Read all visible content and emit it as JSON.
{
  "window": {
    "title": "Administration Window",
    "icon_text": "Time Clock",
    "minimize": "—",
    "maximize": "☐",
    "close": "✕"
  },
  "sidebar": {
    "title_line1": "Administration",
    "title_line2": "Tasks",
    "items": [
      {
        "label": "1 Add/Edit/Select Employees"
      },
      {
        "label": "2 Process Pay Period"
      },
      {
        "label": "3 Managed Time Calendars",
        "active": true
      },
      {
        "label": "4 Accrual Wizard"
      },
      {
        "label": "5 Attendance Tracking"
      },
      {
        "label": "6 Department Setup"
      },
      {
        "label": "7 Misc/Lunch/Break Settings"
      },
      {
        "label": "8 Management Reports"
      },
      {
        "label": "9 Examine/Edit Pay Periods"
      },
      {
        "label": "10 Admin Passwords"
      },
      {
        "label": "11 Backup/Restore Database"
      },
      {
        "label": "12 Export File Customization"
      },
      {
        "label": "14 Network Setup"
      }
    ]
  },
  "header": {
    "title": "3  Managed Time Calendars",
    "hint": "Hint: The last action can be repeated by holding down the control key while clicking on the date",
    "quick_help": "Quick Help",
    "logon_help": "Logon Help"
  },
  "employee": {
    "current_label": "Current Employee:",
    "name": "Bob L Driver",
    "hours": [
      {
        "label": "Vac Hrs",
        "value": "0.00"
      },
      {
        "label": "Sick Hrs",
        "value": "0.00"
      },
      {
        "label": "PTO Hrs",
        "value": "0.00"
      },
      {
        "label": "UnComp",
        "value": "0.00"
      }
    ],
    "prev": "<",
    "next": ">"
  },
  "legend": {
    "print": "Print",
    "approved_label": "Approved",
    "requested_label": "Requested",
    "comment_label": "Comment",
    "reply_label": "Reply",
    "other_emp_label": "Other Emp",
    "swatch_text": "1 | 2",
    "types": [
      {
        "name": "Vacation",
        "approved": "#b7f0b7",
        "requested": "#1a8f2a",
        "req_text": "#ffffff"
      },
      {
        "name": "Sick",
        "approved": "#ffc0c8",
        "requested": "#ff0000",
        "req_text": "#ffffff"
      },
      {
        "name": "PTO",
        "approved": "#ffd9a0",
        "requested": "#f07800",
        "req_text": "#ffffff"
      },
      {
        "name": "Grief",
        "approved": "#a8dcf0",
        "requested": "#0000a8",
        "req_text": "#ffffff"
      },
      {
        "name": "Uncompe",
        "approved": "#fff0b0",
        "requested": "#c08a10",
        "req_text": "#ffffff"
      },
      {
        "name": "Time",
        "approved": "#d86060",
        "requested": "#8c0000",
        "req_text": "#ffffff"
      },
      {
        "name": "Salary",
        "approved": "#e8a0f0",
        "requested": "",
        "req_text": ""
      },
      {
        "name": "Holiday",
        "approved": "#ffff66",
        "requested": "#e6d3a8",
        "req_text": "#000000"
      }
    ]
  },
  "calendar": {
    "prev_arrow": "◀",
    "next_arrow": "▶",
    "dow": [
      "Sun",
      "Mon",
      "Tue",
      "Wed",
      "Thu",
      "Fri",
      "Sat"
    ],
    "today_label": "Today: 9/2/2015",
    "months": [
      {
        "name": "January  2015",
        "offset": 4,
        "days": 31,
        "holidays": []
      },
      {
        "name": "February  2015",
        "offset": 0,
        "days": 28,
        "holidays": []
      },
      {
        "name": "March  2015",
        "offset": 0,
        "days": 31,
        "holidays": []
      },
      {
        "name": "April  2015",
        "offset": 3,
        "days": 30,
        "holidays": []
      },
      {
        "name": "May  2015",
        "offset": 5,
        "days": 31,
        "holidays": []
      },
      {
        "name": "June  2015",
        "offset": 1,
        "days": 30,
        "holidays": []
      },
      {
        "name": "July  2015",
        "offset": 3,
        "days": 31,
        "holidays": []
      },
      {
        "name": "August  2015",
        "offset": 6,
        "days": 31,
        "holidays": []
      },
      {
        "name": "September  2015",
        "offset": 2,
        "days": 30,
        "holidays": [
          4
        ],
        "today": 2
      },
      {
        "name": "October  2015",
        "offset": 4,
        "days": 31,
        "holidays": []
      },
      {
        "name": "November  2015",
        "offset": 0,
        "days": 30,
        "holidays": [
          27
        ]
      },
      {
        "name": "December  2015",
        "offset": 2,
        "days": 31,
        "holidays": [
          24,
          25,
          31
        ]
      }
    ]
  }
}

────

Task: Transcribe the material above word for word.

Worked answer:
Read all visible content and emit it as JSON.
{
  "window": {
    "title": "Administration Window",
    "icon_text": "Time Clock",
    "minimize": "—",
    "maximize": "☐",
    "close": "✕"
  },
  "sidebar": {
    "title_line1": "Administration",
    "title_line2": "Tasks",
    "items": [
      {
        "label": "1 Add/Edit/Select Employees"
      },
      {
        "label": "2 Process Pay Period"
      },
      {
        "label": "3 Managed Time Calendars",
        "active": true
      },
      {
        "label": "4 Accrual Wizard"
      },
      {
        "label": "5 Attendance Tracking"
      },
      {
        "label": "6 Department Setup"
      },
      {
        "label": "7 Misc/Lunch/Break Settings"
      },
      {
        "label": "8 Management Reports"
      },
      {
        "label": "9 Examine/Edit Pay Periods"
      },
      {
        "label": "10 Admin Passwords"
      },
      {
        "label": "11 Backup/Restore Database"
      },
      {
        "label": "12 Export File Customization"
      },
      {
        "label": "14 Network Setup"
      }
    ]
  },
  "header": {
    "title": "3  Managed Time Calendars",
    "hint": "Hint: The last action can be repeated by holding down the control key while clicking on the date",
    "quick_help": "Quick Help",
    "logon_help": "Logon Help"
  },
  "employee": {
    "current_label": "Current Employee:",
    "name": "Bob L Driver",
    "hours": [
      {
        "label": "Vac Hrs",
        "value": "0.00"
      },
      {
        "label": "Sick Hrs",
        "value": "0.00"
      },
      {
        "label": "PTO Hrs",
        "value": "0.00"
      },
      {
        "label": "UnComp",
        "value": "0.00"
      }
    ],
    "prev": "<",
    "next": ">"
  },
  "legend": {
    "print": "Print",
    "approved_label": "Approved",
    "requested_label": "Requested",
    "comment_label": "Comment",
    "reply_label": "Reply",
    "other_emp_label": "Other Emp",
    "swatch_text": "1 | 2",
    "types": [
      {
        "name": "Vacation",
        "approved": "#b7f0b7",
        "requested": "#1a8f2a",
        "req_text": "#ffffff"
      },
      {
        "name": "Sick",
        "approved": "#ffc0c8",
        "requested": "#ff0000",
        "req_text": "#ffffff"
      },
      {
        "name": "PTO",
        "approved": "#ffd9a0",
        "requested": "#f07800",
        "req_text": "#ffffff"
      },
      {
        "name": "Grief",
        "approved": "#a8dcf0",
        "requested": "#0000a8",
        "req_text": "#ffffff"
      },
      {
        "name": "Uncompe",
        "approved": "#fff0b0",
        "requested": "#c08a10",
        "req_text": "#ffffff"
      },
      {
        "name": "Time",
        "approved": "#d86060",
        "requested": "#8c0000",
        "req_text": "#ffffff"
      },
      {
        "name": "Salary",
        "approved": "#e8a0f0",
        "requested": "",
        "req_text": ""
      },
      {
        "name": "Holiday",
        "approved": "#ffff66",
        "requested": "#e6d3a8",
        "req_text": "#000000"
      }
    ]
  },
  "calendar": {
    "prev_arrow": "◀",
    "next_arrow": "▶",
    "dow": [
      "Sun",
      "Mon",
      "Tue",
      "Wed",
      "Thu",
      "Fri",
      "Sat"
    ],
    "today_label": "Today: 9/2/2015",
    "months": [
      {
        "name": "January  2015",
        "offset": 4,
        "days": 31,
        "holidays": []
      },
      {
        "name": "February  2015",
        "offset": 0,
        "days": 28,
        "holidays": []
      },
      {
        "name": "March  2015",
        "offset": 0,
        "days": 31,
        "holidays": []
      },
      {
        "name": "April  2015",
        "offset": 3,
        "days": 30,
        "holidays": []
      },
      {
        "name": "May  2015",
        "offset": 5,
        "days": 31,
        "holidays": []
      },
      {
        "name": "June  2015",
        "offset": 1,
        "days": 30,
        "holidays": []
      },
      {
        "name": "July  2015",
        "offset": 3,
        "days": 31,
        "holidays": []
      },
      {
        "name": "August  2015",
        "offset": 6,
        "days": 31,
        "holidays": []
      },
      {
        "name": "September  2015",
        "offset": 2,
        "days": 30,
        "holidays": [
          4
        ],
        "today": 2
      },
      {
        "name": "October  2015",
        "offset": 4,
        "days": 31,
        "holidays": []
      },
      {
        "name": "November  2015",
        "offset": 0,
        "days": 30,
        "holidays": [
          27
        ]
      },
      {
        "name": "December  2015",
        "offset": 2,
        "days": 31,
        "holidays": [
          24,
          25,
          31
        ]
      }
    ]
  }
}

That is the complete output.